_TASK DESCRIPTION_:
Only lines holding the word "DeepWordBug" should be copied from the material.

Records from a collection
>> Start
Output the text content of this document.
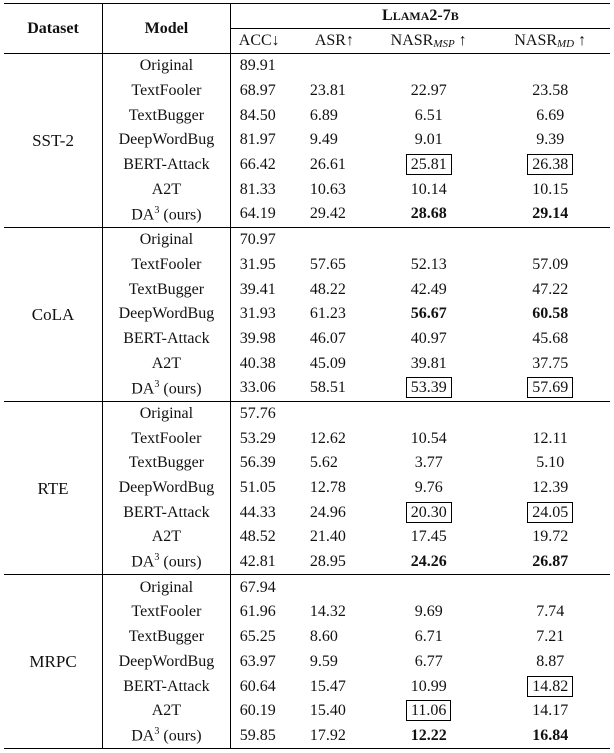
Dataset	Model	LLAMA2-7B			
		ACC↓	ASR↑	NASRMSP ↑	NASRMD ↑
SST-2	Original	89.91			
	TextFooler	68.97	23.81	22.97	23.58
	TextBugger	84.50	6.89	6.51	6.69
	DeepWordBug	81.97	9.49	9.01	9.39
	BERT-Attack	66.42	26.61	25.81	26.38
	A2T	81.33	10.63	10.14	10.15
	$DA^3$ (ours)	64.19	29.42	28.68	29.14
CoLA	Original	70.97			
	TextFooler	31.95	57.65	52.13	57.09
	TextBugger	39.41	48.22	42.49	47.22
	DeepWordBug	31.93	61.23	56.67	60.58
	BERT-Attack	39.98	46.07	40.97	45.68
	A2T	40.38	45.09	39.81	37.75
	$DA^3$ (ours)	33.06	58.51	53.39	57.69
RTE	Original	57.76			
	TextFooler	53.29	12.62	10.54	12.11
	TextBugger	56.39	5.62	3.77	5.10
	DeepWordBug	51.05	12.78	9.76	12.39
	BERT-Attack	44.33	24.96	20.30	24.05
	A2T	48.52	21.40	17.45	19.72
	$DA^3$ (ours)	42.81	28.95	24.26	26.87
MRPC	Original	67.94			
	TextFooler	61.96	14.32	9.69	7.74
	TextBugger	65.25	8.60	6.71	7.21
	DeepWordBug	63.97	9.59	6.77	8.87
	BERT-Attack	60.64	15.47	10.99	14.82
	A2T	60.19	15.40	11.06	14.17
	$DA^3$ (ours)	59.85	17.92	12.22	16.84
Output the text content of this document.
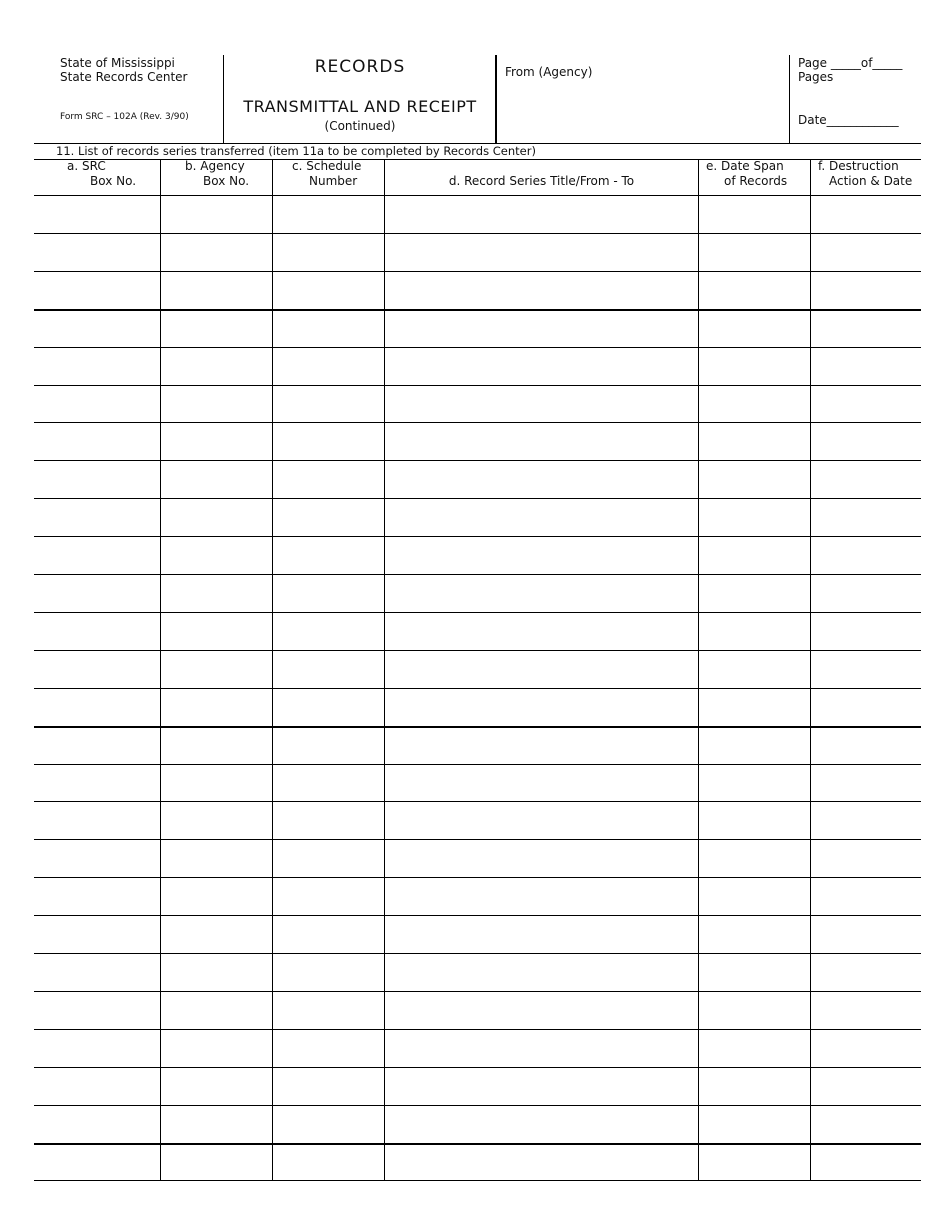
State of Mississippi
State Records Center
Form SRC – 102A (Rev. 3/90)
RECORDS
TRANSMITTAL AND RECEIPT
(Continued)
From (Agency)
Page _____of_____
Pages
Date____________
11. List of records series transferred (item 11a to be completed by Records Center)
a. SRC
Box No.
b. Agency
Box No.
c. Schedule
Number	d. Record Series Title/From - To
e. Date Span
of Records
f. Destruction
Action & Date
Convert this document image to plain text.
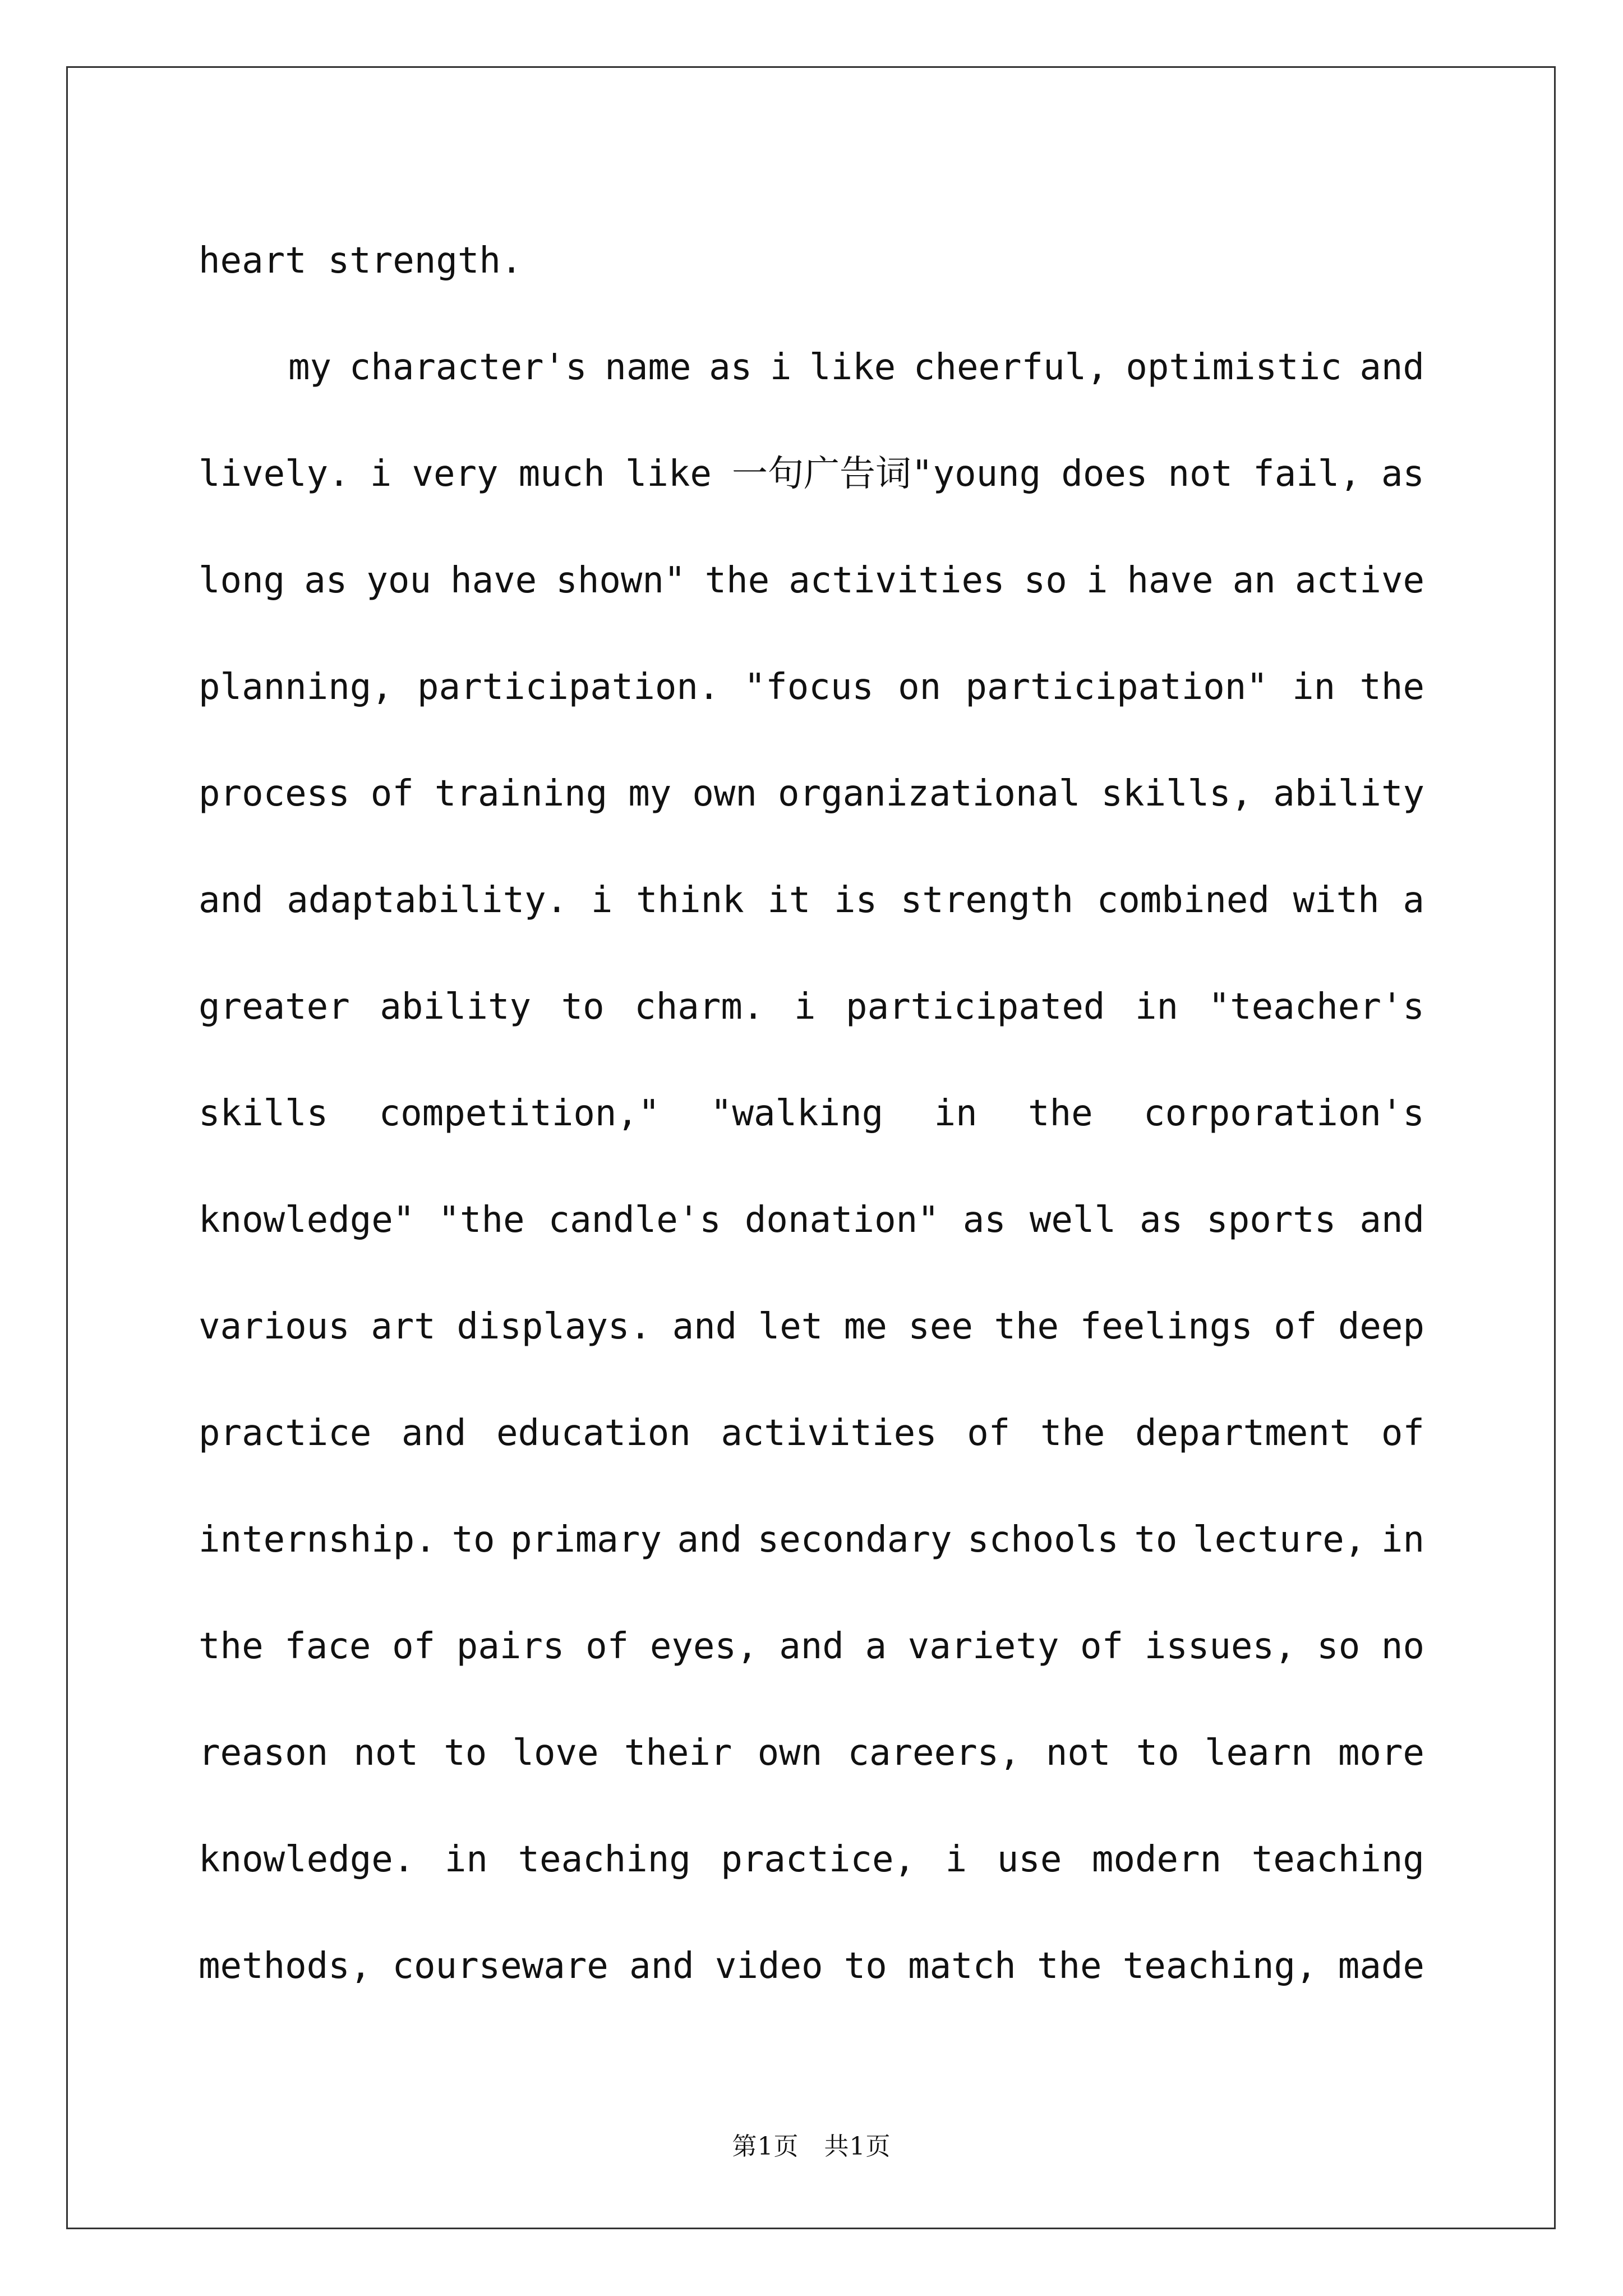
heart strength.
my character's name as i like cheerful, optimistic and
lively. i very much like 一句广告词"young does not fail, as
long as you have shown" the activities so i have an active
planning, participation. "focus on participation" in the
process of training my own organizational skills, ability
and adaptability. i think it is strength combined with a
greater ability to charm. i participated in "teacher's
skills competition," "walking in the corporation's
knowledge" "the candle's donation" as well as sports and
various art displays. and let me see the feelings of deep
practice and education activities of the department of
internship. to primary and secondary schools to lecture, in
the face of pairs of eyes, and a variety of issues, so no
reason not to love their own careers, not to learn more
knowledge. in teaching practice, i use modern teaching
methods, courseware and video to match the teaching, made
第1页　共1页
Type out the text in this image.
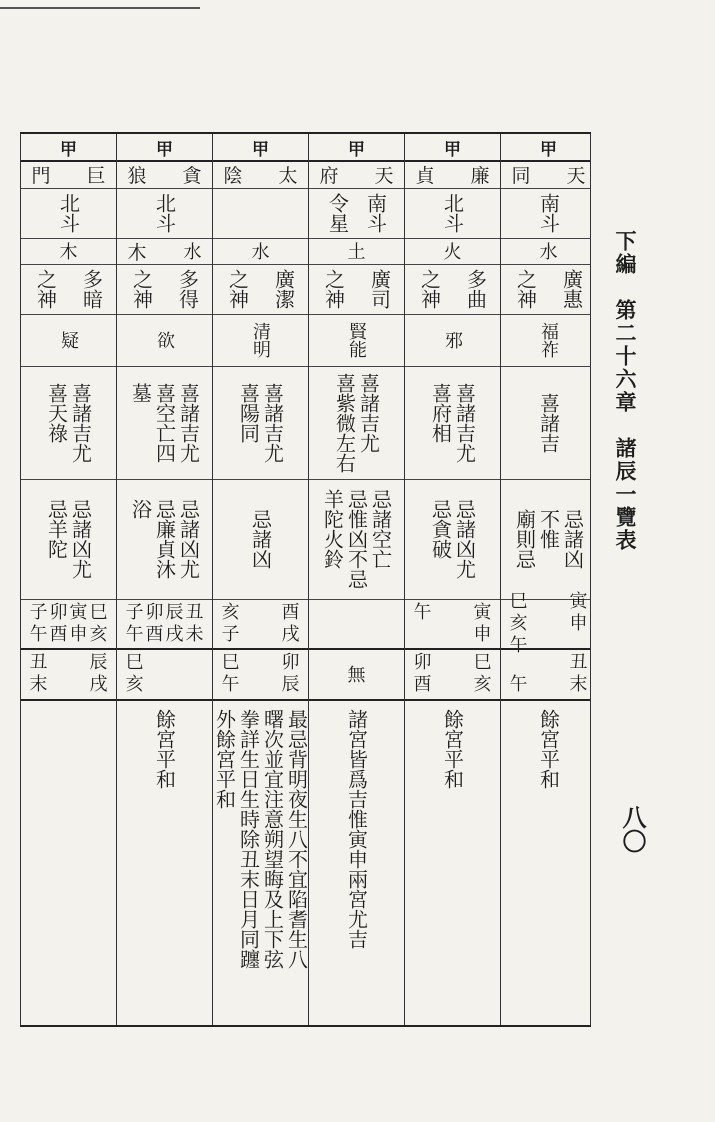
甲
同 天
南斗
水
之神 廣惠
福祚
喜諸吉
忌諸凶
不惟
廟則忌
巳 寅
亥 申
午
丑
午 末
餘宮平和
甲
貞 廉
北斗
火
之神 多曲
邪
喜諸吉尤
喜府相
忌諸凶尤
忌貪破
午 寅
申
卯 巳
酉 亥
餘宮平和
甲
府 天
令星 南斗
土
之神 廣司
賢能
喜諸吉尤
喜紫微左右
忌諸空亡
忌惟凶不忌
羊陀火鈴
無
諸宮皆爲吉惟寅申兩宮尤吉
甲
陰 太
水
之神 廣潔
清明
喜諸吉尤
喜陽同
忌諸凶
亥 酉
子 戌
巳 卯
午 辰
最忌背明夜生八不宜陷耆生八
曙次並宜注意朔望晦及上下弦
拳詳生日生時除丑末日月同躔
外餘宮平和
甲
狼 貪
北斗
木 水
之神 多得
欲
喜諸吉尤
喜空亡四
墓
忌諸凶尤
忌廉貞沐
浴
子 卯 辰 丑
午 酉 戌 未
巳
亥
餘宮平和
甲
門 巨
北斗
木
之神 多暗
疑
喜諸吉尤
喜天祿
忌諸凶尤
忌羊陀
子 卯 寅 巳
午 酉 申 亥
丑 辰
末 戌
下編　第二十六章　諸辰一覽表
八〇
>> End
_ANSWER FOR THE TASK_:
	DeepWordBug	81.97	9.49	9.01	9.39
	DeepWordBug	31.93	61.23	56.67	60.58
	DeepWordBug	51.05	12.78	9.76	12.39
	DeepWordBug	63.97	9.59	6.77	8.87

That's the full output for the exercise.